## DESCRIPTION OF THE TASK
Update the passage of the piece on homelessness in Seattle below, from "We have an opportunity" up to and including "Adrian Diaz says.", and write it out again with "levy" replaced by "measure".

## TEXT BLOCK

——————

“We live in one of the most affluent cities in the country, yet in King County …[we have] people without a home … unnoticed, unattended, unmourned. May we not rest in peace until this becomes more and more our problem.”
These words, spoken by Father Michael G. Ryan, pastor of St. James Cathedral, continue to resonate with me. St. James honors the unhoused men, women and children who died in Seattle and King County in the past year with a Requiem Mass. Many of those honored died from exposure to the elements, suicide, drug overdoses and violence.
As the cathedral bells rang out on First Hill, multiple readers named the 289 who died. Their names suggest their ethnicity — Asian, Hispanic, Irish, Anglo-American; the median age, 51. But the names that broke my heart were “Baby Boy S” and “Baby Boy F.” Under what circumstances were they born? On the street; in a car?
When I asked a friend who is a psychiatrist how to address this issue of homelessness, he was clear. There need to be two specialized teams: one to combat the mental health issues; one to fight addiction.
Mental Health: If I were experiencing homelessness and struggling with acute mental illness in Seattle, could I get one of the 46 beds at the Downtown Emergency Services Center’s Crisis Solutions Center? DESC must assess a number of factors, including a referral from police, mobile crisis team or mental health professional to move a client into one of the crisis beds.
We have an opportunity to think about changing this scenario. Next April, King County voters will be asked to support a new property tax levy to construct five new regional crisis care centers to provide badly needed mental and behavioral health programs.
Drug Addiction: Thinking of those struggling whom I pass regularly on First Hill, I am aware that some speak in voices; others, scantily clothed, are searching for blankets; and some people hunker down in the doorways. The King County Medical Examiner attributes nearly one third of the homeless deaths in 2022 to fentanyl. It’s no surprise. I regularly see men and women standing at the No. 12 bus stop, exchanging what looks to me as money for fentanyl.
“It’s just everywhere on the streets,” Seattle Police Chief Adrian Diaz says.
“People are taking them and dying…”
In a recent New York Times guest essay, “How to Talk to Kids about Drugs in the Age of Fentanyl,” Maia Szalavitz contends that people at the greatest risk for addiction often exhibit telltale behaviors as early as preschool. Noteworthy are those who have suffered early repeated trauma, neglect and loss.
Just steps away from many of us in Seattle, YouthCare has success to show, through offering education, housing, counseling and employment for young people who are unhoused.

——————

## ENTRIES SHOWN

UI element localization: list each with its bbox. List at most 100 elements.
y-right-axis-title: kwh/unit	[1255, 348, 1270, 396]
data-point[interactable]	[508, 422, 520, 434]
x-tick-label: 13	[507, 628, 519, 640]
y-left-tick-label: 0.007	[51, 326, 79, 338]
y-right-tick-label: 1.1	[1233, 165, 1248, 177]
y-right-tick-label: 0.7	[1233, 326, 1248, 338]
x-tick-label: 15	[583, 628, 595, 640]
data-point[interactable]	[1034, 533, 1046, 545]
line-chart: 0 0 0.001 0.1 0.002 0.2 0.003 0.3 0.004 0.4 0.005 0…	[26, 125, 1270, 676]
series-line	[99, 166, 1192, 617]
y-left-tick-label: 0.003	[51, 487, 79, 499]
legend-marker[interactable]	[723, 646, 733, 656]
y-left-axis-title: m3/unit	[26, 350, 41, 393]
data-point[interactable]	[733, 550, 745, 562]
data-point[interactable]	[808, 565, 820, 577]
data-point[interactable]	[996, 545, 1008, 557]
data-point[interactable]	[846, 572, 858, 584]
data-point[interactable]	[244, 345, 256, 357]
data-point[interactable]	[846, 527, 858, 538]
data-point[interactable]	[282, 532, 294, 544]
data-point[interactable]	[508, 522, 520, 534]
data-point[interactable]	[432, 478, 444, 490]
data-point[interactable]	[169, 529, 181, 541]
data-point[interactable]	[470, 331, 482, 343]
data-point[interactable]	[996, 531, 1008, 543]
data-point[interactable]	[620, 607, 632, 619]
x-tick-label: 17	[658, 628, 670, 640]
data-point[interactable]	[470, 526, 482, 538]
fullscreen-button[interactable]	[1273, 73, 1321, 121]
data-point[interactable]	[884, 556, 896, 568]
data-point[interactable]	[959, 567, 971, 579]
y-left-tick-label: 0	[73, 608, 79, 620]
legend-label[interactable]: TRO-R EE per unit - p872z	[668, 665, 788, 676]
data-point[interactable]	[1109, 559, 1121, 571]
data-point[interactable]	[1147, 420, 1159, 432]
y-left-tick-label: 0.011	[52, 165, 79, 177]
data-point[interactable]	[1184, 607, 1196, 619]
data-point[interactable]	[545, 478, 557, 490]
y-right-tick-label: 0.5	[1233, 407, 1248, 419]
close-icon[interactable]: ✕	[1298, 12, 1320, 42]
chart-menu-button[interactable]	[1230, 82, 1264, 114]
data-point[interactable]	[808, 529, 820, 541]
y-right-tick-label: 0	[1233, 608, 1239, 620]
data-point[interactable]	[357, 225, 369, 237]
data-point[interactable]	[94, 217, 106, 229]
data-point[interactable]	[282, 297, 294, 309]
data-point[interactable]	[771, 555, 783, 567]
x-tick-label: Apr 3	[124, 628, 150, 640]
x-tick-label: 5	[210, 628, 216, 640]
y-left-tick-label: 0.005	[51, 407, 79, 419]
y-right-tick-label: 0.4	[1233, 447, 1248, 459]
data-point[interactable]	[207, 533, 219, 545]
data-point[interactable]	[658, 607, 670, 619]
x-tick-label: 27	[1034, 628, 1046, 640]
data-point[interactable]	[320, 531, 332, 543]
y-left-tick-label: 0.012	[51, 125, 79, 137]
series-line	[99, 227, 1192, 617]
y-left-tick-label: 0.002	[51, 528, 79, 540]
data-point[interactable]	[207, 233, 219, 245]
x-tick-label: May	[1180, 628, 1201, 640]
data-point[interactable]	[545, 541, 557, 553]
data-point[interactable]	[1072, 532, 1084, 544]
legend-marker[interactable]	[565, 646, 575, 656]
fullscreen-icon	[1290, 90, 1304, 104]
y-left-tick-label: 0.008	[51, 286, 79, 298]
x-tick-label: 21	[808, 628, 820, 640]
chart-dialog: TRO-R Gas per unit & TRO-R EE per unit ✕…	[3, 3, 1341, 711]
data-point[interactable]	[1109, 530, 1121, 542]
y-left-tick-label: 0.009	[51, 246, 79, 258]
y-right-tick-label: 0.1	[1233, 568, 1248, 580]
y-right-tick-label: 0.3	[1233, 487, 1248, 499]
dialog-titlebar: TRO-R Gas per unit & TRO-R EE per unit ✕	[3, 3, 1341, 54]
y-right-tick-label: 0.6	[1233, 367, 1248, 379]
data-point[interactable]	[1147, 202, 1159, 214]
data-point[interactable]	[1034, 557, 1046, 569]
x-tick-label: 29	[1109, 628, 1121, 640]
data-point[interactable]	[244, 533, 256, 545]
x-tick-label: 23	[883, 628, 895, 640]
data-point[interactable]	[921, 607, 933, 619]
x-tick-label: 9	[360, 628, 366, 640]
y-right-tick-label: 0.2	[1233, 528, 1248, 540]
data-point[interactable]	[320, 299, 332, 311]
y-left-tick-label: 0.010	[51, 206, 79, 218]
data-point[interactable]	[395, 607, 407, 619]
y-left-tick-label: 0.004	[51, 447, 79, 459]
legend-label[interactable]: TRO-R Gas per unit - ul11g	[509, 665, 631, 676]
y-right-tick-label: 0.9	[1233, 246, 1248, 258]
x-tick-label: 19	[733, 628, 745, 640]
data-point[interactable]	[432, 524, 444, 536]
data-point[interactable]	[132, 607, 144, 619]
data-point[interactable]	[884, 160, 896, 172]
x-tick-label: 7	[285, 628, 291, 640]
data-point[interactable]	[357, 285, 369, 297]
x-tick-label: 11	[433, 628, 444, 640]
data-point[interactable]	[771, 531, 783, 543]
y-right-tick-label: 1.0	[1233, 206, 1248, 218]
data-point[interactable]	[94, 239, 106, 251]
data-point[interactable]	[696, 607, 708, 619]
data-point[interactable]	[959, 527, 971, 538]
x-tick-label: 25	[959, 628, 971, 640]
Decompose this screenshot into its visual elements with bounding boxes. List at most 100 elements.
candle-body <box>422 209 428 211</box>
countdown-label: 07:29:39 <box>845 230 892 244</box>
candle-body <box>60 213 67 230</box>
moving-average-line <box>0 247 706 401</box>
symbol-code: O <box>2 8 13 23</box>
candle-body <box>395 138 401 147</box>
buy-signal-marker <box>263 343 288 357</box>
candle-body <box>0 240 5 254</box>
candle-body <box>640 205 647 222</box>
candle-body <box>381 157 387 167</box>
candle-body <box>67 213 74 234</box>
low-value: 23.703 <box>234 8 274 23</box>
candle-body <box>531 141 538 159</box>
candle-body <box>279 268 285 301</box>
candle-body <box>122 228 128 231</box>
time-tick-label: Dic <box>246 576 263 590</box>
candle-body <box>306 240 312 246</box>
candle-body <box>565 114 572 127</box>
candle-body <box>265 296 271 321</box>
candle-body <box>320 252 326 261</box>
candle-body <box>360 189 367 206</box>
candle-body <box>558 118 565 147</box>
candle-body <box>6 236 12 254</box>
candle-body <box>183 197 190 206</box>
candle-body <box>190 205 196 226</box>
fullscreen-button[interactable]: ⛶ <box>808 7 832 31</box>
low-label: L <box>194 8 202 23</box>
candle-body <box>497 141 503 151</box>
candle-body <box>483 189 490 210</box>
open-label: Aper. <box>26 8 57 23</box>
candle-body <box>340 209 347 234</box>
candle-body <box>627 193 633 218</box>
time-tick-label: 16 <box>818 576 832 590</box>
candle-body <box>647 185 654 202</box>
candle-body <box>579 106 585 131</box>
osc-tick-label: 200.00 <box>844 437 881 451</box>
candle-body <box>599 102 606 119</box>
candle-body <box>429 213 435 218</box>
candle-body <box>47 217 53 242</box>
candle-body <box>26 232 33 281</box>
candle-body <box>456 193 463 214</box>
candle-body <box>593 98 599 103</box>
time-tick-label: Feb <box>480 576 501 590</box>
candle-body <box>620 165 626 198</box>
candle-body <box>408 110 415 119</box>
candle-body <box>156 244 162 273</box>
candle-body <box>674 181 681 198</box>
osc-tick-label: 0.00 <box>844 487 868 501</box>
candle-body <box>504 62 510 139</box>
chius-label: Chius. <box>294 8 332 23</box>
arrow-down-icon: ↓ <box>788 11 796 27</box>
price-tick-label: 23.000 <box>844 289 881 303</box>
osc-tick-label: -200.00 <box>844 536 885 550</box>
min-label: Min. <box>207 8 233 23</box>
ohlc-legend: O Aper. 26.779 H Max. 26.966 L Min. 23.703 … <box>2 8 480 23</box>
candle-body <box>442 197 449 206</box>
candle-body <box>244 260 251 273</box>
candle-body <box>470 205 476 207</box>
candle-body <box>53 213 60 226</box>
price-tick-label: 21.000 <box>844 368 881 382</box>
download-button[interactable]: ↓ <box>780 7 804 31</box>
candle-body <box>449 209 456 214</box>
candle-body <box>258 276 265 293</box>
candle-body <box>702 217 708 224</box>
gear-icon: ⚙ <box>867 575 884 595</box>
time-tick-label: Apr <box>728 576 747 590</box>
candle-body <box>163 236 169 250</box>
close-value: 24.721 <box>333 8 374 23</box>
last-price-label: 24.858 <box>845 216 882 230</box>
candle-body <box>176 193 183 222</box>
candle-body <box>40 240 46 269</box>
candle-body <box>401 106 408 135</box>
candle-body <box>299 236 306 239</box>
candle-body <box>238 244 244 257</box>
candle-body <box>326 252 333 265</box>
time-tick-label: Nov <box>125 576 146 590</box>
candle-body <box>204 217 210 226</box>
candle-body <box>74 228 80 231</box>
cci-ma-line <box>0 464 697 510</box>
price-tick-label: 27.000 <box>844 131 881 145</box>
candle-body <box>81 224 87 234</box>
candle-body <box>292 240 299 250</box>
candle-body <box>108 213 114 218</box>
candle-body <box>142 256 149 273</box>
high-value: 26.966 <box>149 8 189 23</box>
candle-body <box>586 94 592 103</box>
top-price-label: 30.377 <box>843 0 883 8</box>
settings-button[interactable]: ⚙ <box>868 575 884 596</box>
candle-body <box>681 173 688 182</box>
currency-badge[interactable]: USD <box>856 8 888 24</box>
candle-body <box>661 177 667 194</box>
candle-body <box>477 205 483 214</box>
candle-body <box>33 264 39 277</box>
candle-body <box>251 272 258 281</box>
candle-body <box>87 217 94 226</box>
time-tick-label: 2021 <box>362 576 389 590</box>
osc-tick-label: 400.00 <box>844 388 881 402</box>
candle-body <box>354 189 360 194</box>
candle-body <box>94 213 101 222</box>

——————

## ANSWER BOX
We have an opportunity to think about changing this scenario. Next April, King County voters will be asked to support a new property tax measure to construct five new regional crisis care centers to provide badly needed mental and behavioral health programs.
Drug Addiction: Thinking of those struggling whom I pass regularly on First Hill, I am aware that some speak in voices; others, scantily clothed, are searching for blankets; and some people hunker down in the doorways. The King County Medical Examiner attributes nearly one third of the homeless deaths in 2022 to fentanyl. It’s no surprise. I regularly see men and women standing at the No. 12 bus stop, exchanging what looks to me as money for fentanyl.
“It’s just everywhere on the streets,” Seattle Police Chief Adrian Diaz says.